## DIRECTIONS
Check every line of the data below for the string "Malintzin", and copy the ones that hold it.
[START OF DATA IN THIS EXERCISE]
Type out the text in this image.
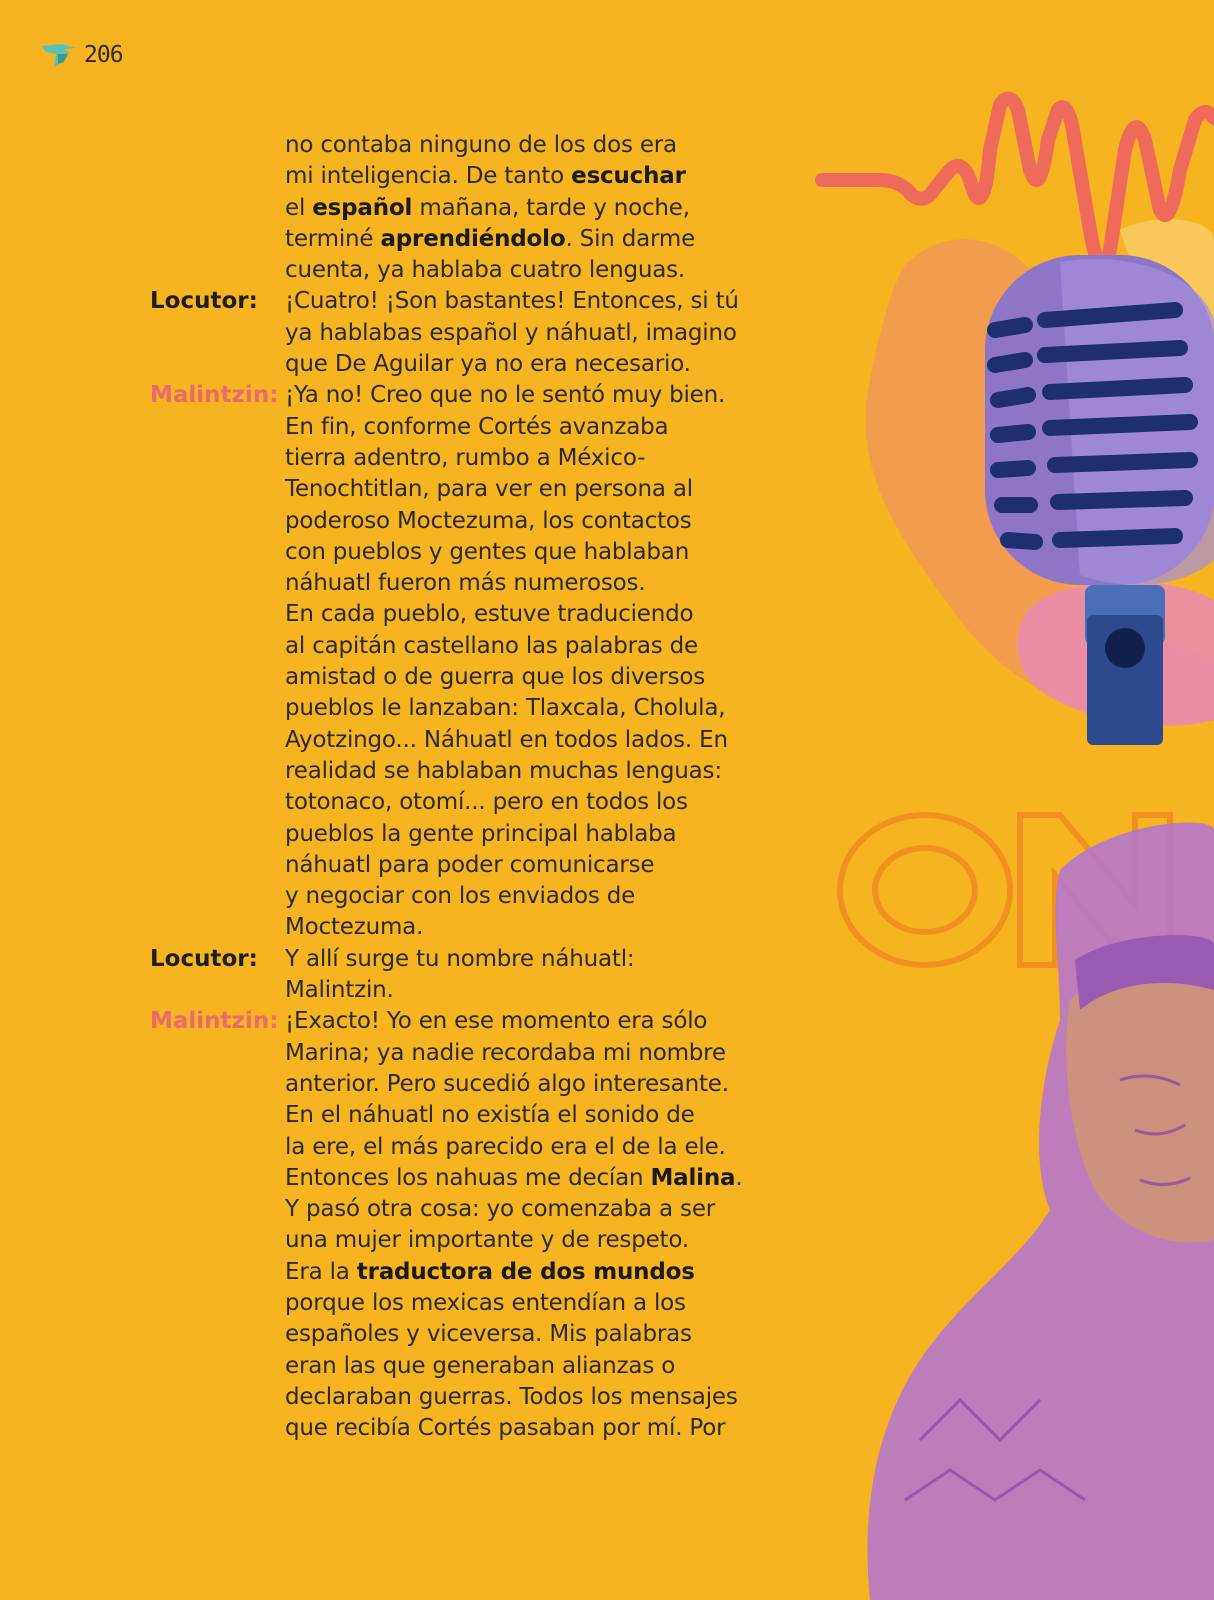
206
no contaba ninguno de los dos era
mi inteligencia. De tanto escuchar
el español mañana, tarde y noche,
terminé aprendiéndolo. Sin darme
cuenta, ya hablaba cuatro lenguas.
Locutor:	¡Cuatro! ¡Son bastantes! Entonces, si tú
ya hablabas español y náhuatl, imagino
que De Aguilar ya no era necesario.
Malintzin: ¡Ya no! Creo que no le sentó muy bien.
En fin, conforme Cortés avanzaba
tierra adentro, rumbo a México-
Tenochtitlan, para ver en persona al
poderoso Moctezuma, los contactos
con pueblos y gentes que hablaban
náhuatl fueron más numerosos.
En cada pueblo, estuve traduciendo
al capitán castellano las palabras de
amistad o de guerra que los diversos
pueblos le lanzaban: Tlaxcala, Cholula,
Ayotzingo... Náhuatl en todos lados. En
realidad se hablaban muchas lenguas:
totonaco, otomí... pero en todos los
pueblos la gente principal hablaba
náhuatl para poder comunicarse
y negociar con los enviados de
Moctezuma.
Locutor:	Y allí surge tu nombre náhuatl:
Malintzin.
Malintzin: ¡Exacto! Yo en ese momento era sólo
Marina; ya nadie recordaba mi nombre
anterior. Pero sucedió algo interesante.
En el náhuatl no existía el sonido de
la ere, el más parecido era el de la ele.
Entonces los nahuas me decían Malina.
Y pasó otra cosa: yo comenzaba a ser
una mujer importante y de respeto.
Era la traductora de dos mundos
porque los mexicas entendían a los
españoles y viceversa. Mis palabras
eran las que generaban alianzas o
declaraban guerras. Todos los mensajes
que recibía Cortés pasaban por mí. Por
[END OF DATA IN THIS EXERCISE]
[START OF DATA IN THIS EXERCISE]
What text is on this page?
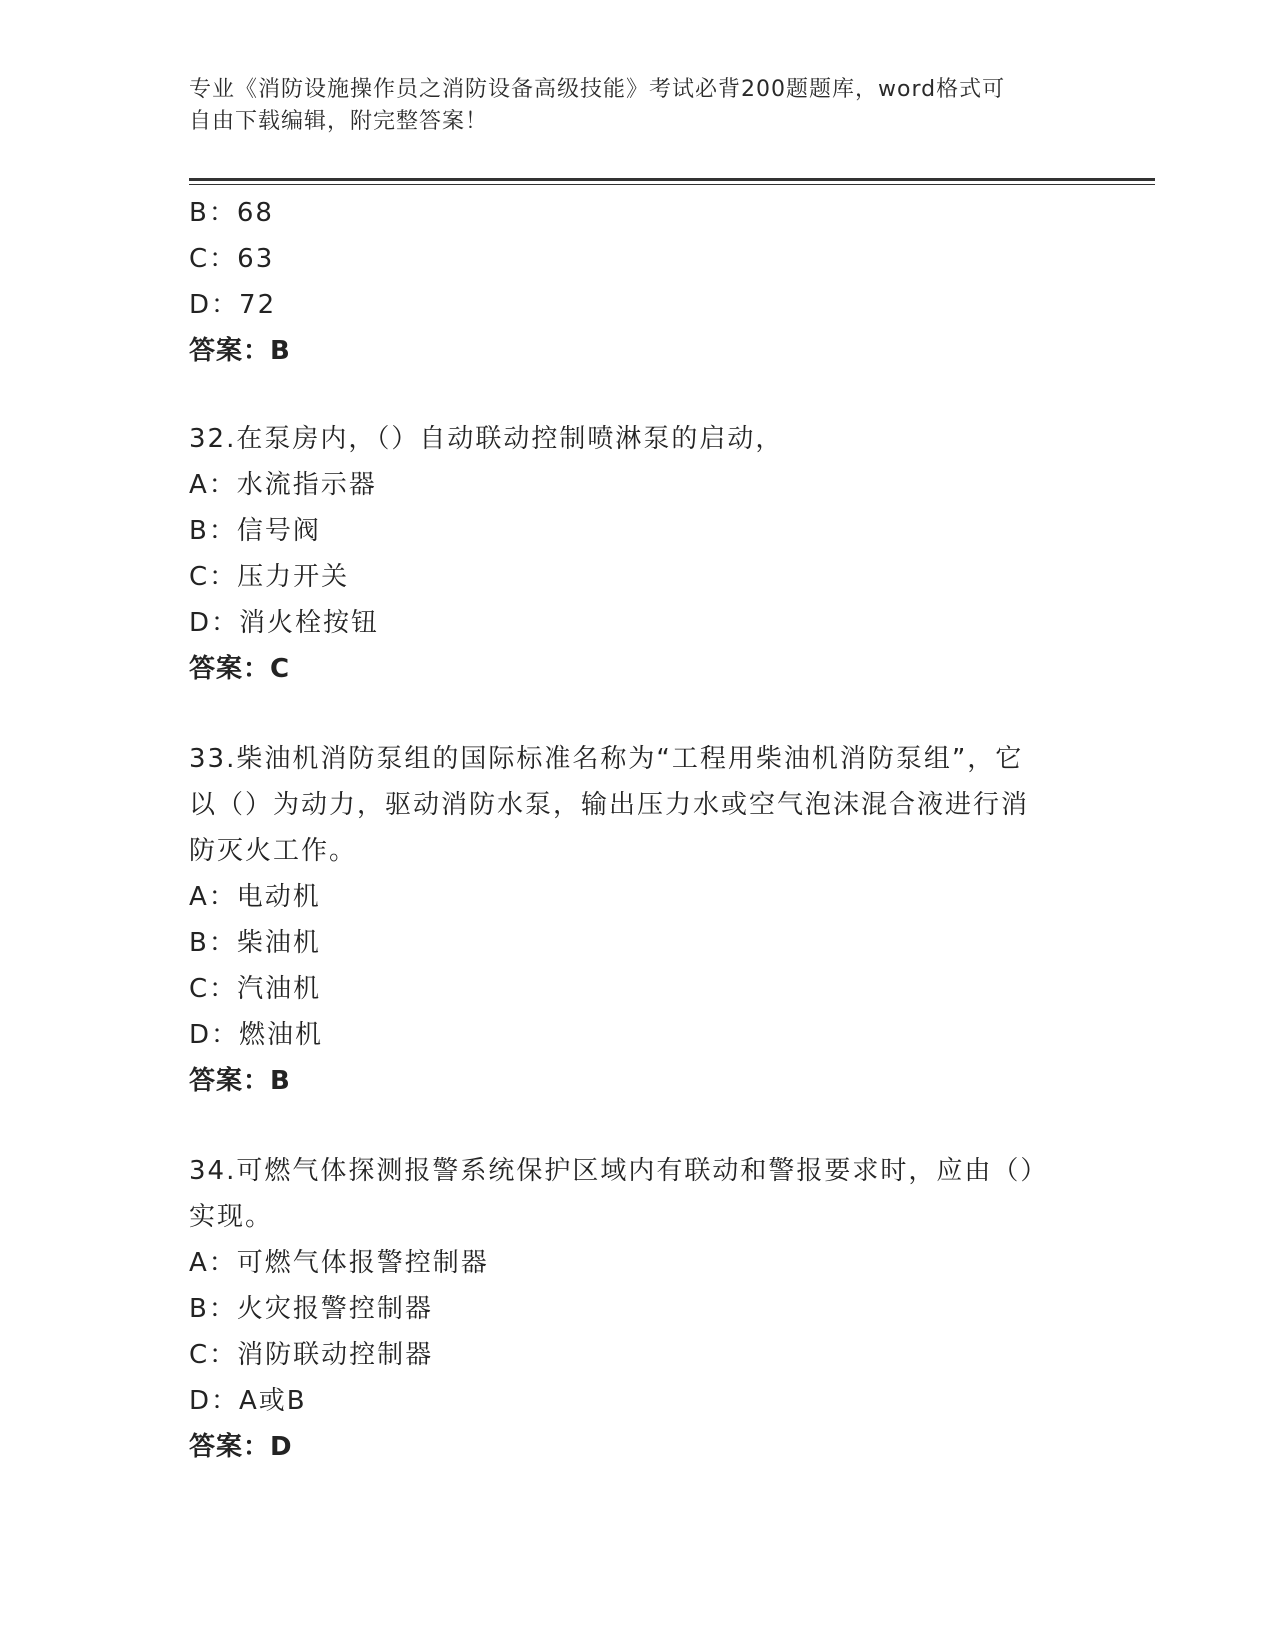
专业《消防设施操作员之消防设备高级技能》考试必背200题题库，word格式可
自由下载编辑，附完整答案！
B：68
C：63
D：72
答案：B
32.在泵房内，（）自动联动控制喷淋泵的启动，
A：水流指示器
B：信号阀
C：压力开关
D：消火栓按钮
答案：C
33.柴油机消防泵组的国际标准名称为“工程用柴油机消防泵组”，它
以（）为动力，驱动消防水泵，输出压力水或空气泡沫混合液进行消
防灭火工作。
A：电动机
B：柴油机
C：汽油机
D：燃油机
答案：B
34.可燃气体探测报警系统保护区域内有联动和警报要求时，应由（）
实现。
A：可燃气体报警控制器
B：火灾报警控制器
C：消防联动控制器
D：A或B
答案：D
[END OF DATA IN THIS EXERCISE]
[START OF DATA IN THIS EXERCISE]
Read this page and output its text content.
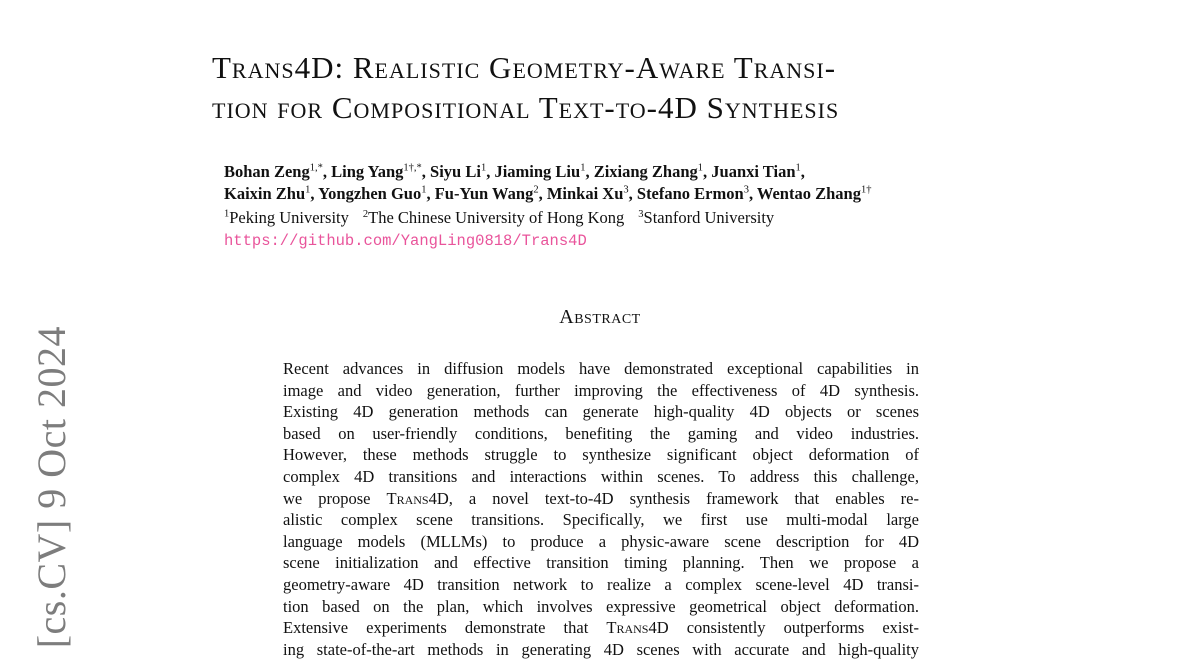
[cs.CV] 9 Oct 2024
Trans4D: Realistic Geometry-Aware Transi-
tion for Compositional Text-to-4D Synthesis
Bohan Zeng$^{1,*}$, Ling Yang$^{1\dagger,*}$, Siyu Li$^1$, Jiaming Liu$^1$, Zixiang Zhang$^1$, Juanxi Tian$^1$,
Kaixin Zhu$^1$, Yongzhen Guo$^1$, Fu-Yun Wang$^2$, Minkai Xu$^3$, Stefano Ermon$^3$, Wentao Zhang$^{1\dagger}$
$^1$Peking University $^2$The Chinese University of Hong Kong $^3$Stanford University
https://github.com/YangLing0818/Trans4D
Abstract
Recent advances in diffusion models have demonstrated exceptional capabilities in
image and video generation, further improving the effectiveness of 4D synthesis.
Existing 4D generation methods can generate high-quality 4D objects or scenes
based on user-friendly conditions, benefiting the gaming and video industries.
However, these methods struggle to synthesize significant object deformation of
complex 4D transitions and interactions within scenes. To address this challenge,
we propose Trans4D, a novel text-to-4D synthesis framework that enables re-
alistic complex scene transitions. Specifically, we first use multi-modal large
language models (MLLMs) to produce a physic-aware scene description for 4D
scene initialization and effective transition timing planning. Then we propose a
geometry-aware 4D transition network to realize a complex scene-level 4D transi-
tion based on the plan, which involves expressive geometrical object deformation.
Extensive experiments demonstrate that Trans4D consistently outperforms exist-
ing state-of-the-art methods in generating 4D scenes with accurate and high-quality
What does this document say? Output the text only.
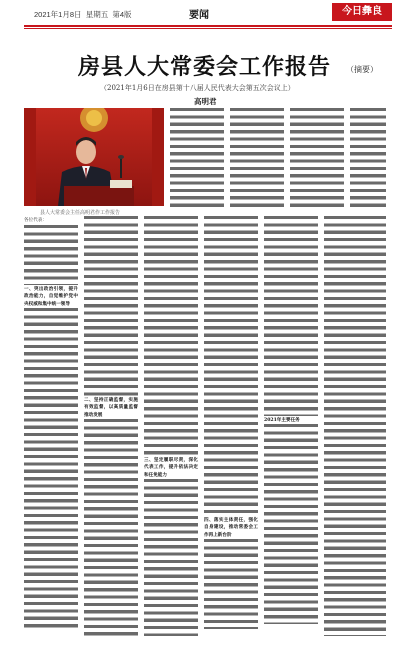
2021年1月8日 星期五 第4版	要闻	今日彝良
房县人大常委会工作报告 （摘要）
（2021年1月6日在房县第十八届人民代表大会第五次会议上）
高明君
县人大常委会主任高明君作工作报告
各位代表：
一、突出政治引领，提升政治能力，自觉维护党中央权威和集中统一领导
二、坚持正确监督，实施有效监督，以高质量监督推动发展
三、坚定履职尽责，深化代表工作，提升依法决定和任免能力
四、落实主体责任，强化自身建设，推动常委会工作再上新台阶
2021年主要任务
[END OF DATA IN THIS EXERCISE]
## FULL OUTPUT
Malintzin: ¡Ya no! Creo que no le sentó muy bien.
Malintzin.
Malintzin: ¡Exacto! Yo en ese momento era sólo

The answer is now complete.